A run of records
★ ★ ★ ★ ★ ★ ★

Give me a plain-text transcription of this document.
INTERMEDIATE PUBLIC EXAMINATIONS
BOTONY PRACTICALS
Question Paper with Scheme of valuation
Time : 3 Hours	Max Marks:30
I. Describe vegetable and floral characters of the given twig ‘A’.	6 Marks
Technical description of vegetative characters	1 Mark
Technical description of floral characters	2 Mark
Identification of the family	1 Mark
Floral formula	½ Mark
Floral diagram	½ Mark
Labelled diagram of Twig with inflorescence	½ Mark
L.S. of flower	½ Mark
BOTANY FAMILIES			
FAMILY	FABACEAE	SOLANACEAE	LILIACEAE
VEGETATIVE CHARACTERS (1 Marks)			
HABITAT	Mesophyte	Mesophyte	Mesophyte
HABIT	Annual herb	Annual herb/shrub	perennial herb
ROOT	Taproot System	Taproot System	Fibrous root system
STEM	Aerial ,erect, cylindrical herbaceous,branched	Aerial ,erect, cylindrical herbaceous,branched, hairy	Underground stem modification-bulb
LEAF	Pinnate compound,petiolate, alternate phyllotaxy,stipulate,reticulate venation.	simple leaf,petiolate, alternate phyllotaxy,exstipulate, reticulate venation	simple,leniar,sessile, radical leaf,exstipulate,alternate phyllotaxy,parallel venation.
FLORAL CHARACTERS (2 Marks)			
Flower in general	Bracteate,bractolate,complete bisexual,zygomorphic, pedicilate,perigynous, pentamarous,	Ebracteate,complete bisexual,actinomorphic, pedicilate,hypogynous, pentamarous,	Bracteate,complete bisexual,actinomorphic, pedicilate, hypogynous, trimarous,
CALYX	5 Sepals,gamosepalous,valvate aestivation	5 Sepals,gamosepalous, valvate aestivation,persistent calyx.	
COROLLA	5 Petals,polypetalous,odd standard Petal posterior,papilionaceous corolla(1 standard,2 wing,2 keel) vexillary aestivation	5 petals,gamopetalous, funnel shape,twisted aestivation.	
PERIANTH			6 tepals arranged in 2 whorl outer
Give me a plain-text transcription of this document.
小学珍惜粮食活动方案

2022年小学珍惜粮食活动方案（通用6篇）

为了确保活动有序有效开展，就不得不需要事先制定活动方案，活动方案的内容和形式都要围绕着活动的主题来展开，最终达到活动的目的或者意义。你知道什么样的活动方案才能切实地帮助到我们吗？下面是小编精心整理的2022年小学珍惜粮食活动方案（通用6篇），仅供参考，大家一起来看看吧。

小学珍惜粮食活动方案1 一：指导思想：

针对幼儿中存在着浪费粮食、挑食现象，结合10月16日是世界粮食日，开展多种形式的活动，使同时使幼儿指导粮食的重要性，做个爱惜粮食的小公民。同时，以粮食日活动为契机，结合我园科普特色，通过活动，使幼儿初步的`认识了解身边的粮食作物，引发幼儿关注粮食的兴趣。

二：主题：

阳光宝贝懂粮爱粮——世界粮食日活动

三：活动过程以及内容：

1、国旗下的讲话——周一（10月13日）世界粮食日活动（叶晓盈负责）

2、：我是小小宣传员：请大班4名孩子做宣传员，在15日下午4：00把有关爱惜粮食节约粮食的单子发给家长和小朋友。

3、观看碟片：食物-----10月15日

★ ★ ★ ★ ★ ★ ★

» **Exercise instructions**
Return every line in the listing that contains the word "with".

» **Task output**
Question Paper with Scheme of valuation
Labelled diagram of Twig with inflorescence	½ Mark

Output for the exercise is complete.